--- TASK DETAILS ---
Count how many lines have the word "font" in them. Reply with that number by itself.

--- EXTRACTED ENTRIES ---
- - - - - - -
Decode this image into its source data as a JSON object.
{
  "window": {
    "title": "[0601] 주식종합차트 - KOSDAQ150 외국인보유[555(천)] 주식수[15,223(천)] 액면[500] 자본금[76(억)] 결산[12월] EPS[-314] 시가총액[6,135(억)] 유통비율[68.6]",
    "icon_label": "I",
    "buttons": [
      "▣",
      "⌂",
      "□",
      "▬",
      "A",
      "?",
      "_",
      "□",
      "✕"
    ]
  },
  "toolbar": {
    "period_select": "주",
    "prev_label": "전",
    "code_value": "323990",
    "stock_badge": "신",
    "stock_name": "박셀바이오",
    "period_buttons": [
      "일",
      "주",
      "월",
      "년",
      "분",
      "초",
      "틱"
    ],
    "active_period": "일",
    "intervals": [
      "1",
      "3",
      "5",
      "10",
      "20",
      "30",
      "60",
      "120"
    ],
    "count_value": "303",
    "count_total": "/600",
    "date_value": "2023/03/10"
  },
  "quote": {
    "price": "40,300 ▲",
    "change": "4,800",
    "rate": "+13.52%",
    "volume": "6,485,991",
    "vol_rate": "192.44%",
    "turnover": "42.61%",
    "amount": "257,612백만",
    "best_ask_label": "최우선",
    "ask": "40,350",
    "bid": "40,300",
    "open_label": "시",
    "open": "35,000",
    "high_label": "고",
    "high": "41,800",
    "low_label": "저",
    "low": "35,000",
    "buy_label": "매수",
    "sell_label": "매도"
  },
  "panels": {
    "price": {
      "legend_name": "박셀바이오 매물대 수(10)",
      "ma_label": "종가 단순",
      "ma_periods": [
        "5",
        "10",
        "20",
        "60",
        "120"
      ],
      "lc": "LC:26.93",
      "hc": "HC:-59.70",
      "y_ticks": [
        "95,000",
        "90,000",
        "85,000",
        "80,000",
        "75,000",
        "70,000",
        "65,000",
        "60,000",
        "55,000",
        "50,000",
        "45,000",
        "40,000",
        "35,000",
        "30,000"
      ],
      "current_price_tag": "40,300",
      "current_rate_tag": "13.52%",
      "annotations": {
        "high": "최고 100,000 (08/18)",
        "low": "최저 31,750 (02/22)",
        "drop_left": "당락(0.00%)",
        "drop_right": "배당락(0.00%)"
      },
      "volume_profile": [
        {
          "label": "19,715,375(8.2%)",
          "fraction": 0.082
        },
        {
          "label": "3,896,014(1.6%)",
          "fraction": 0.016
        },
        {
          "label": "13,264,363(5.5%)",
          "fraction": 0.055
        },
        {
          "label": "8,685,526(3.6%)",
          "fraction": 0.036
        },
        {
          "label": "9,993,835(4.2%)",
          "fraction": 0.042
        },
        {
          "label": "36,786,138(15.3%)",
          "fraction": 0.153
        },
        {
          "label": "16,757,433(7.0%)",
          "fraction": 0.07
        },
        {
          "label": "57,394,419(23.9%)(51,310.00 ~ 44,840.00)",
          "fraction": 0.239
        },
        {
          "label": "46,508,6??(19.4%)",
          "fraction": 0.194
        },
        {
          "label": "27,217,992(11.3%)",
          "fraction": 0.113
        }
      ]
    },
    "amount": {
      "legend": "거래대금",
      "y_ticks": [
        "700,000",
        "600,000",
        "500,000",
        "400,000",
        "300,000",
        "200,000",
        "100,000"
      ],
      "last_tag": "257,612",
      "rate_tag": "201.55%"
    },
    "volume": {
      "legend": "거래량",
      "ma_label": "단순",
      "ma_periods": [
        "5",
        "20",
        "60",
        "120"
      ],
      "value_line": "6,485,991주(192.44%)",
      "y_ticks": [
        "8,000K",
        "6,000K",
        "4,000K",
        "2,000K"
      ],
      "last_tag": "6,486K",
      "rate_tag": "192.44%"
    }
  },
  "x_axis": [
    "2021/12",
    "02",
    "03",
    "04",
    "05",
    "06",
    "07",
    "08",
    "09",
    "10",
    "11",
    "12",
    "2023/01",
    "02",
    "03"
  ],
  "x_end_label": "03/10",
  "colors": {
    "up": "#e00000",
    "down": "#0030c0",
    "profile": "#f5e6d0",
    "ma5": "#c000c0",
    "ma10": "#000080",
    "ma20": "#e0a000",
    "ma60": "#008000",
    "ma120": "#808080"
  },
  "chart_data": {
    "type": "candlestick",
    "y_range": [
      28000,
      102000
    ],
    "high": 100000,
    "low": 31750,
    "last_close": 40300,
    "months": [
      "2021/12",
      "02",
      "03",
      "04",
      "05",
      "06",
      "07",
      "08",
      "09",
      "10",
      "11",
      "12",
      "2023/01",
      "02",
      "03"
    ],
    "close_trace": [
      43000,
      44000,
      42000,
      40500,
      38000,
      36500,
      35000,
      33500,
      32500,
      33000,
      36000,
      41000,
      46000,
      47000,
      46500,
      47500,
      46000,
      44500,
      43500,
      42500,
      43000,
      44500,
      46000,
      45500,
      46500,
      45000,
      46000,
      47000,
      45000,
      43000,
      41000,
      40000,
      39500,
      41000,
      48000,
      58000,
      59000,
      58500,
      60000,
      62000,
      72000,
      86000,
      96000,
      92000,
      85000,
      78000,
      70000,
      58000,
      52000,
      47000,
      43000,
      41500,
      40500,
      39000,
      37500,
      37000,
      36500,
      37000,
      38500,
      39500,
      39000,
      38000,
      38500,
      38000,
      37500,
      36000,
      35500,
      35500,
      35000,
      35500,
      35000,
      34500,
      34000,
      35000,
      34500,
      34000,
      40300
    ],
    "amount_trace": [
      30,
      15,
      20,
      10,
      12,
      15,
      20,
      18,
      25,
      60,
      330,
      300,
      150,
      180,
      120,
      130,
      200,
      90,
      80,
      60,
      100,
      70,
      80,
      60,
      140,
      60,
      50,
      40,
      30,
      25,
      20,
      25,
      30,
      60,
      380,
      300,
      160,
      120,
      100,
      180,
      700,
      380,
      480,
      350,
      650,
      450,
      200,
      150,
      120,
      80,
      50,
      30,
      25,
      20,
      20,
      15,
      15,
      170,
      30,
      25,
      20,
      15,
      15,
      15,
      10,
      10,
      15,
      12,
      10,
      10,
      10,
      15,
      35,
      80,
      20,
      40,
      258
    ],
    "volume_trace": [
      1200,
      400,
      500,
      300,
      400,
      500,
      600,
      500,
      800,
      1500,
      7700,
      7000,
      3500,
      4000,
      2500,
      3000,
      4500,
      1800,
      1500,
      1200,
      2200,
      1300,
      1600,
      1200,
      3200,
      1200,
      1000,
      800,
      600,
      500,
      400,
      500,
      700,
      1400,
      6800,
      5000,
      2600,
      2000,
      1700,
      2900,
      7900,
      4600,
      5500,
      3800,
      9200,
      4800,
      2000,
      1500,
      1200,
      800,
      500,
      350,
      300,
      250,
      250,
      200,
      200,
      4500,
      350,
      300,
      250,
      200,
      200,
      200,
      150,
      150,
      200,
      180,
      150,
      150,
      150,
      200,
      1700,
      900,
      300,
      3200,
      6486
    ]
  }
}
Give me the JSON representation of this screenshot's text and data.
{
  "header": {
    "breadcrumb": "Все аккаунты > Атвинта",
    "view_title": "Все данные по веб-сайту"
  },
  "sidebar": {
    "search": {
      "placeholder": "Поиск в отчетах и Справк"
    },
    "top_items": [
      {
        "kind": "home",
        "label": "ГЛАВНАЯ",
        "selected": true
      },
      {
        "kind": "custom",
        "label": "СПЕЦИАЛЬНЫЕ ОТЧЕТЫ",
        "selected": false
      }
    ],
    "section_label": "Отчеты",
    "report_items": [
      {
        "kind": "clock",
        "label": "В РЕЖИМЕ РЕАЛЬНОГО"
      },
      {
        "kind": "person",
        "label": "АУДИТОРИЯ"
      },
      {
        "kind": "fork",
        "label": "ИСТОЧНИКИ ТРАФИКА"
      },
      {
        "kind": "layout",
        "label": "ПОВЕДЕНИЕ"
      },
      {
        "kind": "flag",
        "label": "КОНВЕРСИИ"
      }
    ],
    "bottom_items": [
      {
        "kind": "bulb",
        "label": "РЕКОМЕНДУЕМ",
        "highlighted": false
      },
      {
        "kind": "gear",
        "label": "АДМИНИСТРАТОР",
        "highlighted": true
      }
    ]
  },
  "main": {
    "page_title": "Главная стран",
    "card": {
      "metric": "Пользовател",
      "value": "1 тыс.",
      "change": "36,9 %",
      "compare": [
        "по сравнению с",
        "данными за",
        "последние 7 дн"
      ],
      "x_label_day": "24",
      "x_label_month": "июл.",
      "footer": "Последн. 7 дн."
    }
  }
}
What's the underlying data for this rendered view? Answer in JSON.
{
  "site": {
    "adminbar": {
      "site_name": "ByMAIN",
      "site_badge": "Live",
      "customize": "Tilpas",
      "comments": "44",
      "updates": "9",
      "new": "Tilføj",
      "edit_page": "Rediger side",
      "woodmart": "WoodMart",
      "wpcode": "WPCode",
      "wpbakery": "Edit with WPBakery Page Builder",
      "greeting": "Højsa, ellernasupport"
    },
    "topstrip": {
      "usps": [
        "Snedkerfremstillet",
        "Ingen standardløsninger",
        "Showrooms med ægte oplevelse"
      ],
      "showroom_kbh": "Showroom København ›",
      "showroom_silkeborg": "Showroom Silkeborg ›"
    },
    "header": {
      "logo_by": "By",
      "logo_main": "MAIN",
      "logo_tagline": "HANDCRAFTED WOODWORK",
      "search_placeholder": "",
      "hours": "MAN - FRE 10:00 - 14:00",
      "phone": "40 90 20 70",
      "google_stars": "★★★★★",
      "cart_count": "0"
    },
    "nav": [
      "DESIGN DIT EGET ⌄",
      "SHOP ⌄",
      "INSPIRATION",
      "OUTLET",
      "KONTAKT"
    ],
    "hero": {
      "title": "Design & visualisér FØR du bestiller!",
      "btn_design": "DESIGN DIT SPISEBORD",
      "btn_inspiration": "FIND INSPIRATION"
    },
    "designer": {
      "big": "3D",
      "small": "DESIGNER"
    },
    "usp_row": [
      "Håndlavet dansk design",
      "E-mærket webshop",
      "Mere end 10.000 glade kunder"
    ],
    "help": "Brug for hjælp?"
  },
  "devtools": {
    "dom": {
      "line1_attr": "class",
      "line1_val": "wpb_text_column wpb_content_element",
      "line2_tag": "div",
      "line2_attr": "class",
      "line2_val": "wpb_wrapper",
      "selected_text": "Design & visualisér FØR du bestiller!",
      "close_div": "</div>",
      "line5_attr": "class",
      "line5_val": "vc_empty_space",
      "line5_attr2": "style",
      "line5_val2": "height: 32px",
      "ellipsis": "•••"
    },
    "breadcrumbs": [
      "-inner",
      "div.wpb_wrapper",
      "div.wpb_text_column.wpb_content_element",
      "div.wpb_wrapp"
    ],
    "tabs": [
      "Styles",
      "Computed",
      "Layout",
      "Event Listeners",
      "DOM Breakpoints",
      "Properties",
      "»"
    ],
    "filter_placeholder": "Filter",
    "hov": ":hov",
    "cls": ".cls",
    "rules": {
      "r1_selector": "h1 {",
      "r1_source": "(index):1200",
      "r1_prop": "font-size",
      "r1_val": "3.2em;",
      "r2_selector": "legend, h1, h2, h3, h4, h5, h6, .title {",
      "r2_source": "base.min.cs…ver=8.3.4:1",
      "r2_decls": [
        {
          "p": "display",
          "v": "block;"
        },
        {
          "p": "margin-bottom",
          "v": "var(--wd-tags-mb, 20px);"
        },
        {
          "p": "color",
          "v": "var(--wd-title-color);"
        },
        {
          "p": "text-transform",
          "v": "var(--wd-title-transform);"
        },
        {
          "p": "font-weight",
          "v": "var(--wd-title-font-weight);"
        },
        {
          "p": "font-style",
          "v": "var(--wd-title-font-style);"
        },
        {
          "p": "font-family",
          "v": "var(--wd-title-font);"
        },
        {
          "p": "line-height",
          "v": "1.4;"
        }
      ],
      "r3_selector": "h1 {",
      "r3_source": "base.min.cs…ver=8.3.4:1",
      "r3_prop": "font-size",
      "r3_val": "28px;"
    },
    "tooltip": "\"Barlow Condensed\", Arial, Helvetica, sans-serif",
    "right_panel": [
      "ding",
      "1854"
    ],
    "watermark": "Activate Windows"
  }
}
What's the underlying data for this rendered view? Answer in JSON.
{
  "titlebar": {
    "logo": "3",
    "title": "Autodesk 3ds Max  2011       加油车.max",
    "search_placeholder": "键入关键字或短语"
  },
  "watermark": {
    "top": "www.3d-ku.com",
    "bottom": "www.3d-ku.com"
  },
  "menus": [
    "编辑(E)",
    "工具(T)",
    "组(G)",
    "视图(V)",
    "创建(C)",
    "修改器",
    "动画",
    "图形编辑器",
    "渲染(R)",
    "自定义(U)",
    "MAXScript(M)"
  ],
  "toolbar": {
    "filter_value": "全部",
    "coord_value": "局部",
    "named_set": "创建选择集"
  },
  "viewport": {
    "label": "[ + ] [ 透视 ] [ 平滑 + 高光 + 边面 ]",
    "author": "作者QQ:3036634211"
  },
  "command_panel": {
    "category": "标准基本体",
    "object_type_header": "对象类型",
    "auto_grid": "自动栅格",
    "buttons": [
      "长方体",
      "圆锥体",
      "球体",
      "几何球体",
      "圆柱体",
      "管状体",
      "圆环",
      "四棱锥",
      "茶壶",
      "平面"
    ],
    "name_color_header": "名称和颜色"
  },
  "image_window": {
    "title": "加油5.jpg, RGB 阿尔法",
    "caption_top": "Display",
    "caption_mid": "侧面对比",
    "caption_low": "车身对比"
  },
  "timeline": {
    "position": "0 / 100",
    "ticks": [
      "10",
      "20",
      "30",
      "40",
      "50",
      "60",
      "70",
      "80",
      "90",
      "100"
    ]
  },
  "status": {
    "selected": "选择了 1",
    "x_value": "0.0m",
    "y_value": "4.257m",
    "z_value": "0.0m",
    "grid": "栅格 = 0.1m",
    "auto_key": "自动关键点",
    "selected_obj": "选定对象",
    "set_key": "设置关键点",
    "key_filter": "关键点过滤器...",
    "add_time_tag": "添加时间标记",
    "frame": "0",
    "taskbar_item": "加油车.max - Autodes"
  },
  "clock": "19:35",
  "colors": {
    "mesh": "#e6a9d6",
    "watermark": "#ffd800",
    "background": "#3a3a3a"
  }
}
- - - - - - -
--- OUTPUT OF THE EXERCISE ---
8